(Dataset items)
◇ ◇ ◇ ◇

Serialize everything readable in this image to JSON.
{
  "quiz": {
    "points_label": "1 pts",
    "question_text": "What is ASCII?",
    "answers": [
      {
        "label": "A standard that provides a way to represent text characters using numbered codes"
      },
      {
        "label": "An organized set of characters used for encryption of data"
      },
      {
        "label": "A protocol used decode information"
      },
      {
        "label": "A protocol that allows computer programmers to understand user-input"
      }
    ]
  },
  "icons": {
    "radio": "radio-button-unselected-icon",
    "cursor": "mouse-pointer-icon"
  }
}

◇ ◇ ◇ ◇

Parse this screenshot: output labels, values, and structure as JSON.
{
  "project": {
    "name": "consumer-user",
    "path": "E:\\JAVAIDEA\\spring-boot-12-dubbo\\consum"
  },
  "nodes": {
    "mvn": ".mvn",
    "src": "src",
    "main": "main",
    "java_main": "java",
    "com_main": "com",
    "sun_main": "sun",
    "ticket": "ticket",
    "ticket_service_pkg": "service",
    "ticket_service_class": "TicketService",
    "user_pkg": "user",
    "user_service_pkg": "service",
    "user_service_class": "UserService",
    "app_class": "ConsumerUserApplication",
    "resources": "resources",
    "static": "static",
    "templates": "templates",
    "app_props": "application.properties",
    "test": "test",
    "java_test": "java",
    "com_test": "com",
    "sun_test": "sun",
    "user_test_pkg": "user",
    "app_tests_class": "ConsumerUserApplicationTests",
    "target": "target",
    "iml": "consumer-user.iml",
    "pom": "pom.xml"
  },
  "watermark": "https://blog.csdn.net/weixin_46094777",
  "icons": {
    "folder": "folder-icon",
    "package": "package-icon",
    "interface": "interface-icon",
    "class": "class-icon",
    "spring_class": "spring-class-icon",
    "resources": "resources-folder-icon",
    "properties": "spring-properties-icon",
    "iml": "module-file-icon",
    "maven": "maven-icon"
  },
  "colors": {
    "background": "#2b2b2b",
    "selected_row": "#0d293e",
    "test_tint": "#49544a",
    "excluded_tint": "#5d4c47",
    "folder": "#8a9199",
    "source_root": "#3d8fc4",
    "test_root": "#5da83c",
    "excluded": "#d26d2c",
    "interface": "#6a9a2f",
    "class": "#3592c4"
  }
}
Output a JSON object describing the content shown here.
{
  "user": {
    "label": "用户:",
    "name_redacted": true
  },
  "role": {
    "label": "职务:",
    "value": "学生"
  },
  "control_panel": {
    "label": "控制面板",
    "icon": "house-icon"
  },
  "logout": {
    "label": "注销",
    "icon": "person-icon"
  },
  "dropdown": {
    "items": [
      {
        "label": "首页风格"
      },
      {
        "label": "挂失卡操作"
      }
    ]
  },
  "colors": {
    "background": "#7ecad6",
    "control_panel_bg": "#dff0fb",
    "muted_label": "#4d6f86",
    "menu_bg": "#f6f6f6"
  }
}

◇ ◇ ◇ ◇

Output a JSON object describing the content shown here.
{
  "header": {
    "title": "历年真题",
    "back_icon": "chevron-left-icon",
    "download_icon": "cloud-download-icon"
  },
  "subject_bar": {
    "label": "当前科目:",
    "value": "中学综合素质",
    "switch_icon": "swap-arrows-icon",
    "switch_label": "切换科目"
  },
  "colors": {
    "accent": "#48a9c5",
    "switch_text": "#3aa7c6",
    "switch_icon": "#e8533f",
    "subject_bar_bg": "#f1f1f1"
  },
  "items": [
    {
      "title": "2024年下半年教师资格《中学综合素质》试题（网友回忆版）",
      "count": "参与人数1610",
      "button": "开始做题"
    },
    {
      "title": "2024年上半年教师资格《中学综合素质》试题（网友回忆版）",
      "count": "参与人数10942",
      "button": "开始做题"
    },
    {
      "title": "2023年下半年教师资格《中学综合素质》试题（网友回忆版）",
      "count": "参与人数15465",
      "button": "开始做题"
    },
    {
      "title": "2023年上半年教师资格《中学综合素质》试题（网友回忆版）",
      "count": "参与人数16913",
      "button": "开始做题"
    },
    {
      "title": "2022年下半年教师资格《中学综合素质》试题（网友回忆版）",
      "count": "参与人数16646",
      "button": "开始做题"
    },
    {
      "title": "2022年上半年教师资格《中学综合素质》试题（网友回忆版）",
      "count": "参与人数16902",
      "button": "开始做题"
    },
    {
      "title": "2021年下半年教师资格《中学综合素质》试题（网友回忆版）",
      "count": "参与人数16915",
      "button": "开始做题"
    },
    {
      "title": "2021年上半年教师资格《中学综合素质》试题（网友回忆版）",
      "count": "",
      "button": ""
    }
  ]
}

◇ ◇ ◇ ◇

**TASK TO CARRY OUT**
Copy out every line that includes the word "background".

**RESPONSE**
    "background": "#2b2b2b",
    "background": "#7ecad6",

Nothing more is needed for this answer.